▸ WHAT IS ASKED: Copy each line of the material below that includes the string "research".

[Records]
--------------------
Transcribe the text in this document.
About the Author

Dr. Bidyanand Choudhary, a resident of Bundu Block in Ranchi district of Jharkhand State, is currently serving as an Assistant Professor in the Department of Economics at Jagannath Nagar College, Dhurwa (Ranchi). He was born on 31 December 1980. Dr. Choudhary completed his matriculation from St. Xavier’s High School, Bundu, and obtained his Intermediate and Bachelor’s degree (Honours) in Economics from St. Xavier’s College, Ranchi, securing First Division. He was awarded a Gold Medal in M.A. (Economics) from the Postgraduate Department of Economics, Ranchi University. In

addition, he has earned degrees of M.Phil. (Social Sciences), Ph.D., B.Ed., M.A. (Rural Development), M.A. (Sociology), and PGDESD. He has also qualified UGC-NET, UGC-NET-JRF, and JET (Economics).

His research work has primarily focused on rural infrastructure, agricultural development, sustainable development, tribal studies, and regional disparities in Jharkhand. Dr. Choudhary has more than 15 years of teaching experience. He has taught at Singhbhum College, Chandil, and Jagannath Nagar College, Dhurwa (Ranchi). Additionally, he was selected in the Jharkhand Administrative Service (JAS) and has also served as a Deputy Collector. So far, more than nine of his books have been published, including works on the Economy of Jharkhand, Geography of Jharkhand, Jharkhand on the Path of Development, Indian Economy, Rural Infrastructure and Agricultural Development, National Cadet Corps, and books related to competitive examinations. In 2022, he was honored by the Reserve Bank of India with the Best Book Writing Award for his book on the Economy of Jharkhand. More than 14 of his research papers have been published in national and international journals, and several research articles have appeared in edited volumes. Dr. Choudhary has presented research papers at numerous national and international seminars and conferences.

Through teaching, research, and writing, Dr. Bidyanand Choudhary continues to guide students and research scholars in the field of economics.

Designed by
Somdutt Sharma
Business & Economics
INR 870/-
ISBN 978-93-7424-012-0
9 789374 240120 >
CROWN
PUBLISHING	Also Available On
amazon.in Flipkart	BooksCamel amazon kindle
--------------------
▸ ANSWER IN FULL:
His research work has primarily focused on rural infrastructure, agricultural development, sustainable development, tribal studies, and regional disparities in Jharkhand. Dr. Choudhary has more than 15 years of teaching experience. He has taught at Singhbhum College, Chandil, and Jagannath Nagar College, Dhurwa (Ranchi). Additionally, he was selected in the Jharkhand Administrative Service (JAS) and has also served as a Deputy Collector. So far, more than nine of his books have been published, including works on the Economy of Jharkhand, Geography of Jharkhand, Jharkhand on the Path of Development, Indian Economy, Rural Infrastructure and Agricultural Development, National Cadet Corps, and books related to competitive examinations. In 2022, he was honored by the Reserve Bank of India with the Best Book Writing Award for his book on the Economy of Jharkhand. More than 14 of his research papers have been published in national and international journals, and several research articles have appeared in edited volumes. Dr. Choudhary has presented research papers at numerous national and international seminars and conferences.
Through teaching, research, and writing, Dr. Bidyanand Choudhary continues to guide students and research scholars in the field of economics.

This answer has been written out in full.